Items from a figure collection
------------------------

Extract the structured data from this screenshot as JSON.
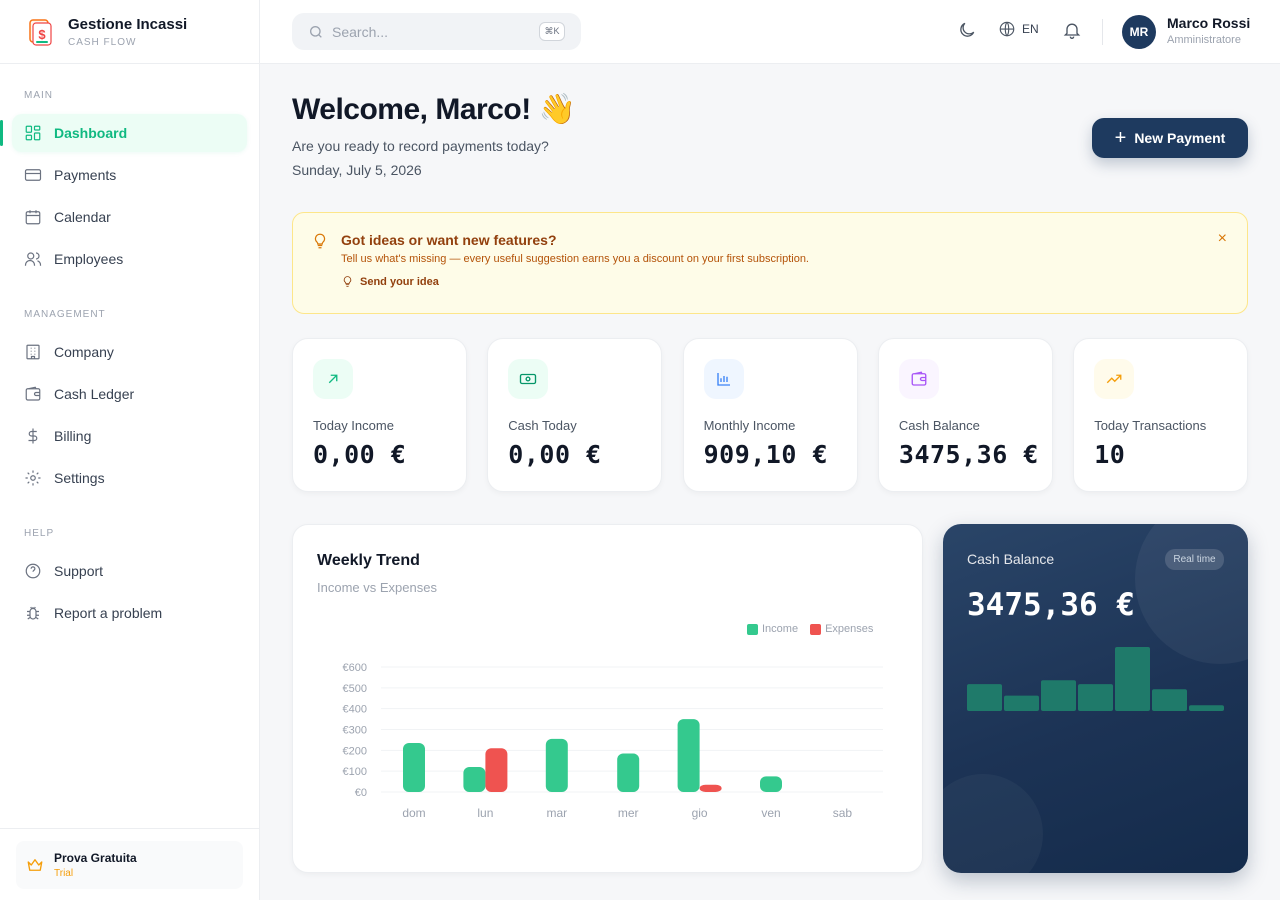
{
  "brand": {
    "title": "Gestione Incassi",
    "subtitle": "CASH FLOW"
  },
  "sidebar": {
    "sections": [
      {
        "label": "MAIN",
        "items": [
          {
            "label": "Dashboard",
            "icon": "grid-icon",
            "active": true
          },
          {
            "label": "Payments",
            "icon": "card-icon"
          },
          {
            "label": "Calendar",
            "icon": "calendar-icon"
          },
          {
            "label": "Employees",
            "icon": "users-icon"
          }
        ]
      },
      {
        "label": "MANAGEMENT",
        "items": [
          {
            "label": "Company",
            "icon": "building-icon"
          },
          {
            "label": "Cash Ledger",
            "icon": "wallet-icon"
          },
          {
            "label": "Billing",
            "icon": "dollar-icon"
          },
          {
            "label": "Settings",
            "icon": "gear-icon"
          }
        ]
      },
      {
        "label": "HELP",
        "items": [
          {
            "label": "Support",
            "icon": "help-circle-icon"
          },
          {
            "label": "Report a problem",
            "icon": "bug-icon"
          }
        ]
      }
    ],
    "trial": {
      "title": "Prova Gratuita",
      "subtitle": "Trial"
    }
  },
  "header": {
    "search_placeholder": "Search...",
    "search_shortcut": "⌘K",
    "language": "EN",
    "user": {
      "initials": "MR",
      "name": "Marco Rossi",
      "role": "Amministratore"
    }
  },
  "welcome": {
    "title": "Welcome, Marco! 👋",
    "subtitle": "Are you ready to record payments today?",
    "date": "Sunday, July 5, 2026",
    "new_payment_label": "New Payment"
  },
  "banner": {
    "title": "Got ideas or want new features?",
    "text": "Tell us what's missing — every useful suggestion earns you a discount on your first subscription.",
    "link": "Send your idea",
    "close": "×"
  },
  "stats": [
    {
      "label": "Today Income",
      "value": "0,00 €",
      "icon": "arrow-up-right-icon",
      "color": "#10b981",
      "bg": "#ecfdf5"
    },
    {
      "label": "Cash Today",
      "value": "0,00 €",
      "icon": "banknote-icon",
      "color": "#059669",
      "bg": "#ecfdf5"
    },
    {
      "label": "Monthly Income",
      "value": "909,10 €",
      "icon": "bar-chart-icon",
      "color": "#3b82f6",
      "bg": "#eff6ff"
    },
    {
      "label": "Cash Balance",
      "value": "3475,36 €",
      "icon": "wallet-icon",
      "color": "#a855f7",
      "bg": "#faf5ff"
    },
    {
      "label": "Today Transactions",
      "value": "10",
      "icon": "trending-up-icon",
      "color": "#f59e0b",
      "bg": "#fffbeb"
    }
  ],
  "weekly": {
    "title": "Weekly Trend",
    "subtitle": "Income vs Expenses"
  },
  "chart_data": {
    "type": "bar",
    "categories": [
      "dom",
      "lun",
      "mar",
      "mer",
      "gio",
      "ven",
      "sab"
    ],
    "series": [
      {
        "name": "Income",
        "color": "#34c98e",
        "values": [
          235,
          120,
          255,
          185,
          350,
          75,
          0
        ]
      },
      {
        "name": "Expenses",
        "color": "#ef5350",
        "values": [
          0,
          210,
          0,
          0,
          35,
          0,
          0
        ]
      }
    ],
    "y_ticks": [
      "€0",
      "€100",
      "€200",
      "€300",
      "€400",
      "€500",
      "€600"
    ],
    "ylim": [
      0,
      600
    ],
    "grid": true,
    "legend": "top-right"
  },
  "balance_card": {
    "title": "Cash Balance",
    "badge": "Real time",
    "value": "3475,36 €",
    "mini_bars": [
      0.42,
      0.24,
      0.48,
      0.42,
      1.0,
      0.34,
      0.09
    ]
  }
}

------------------------

*Stated goal:*
Give only the count of lines in which the string "your" appears.

*Worked solution:*
2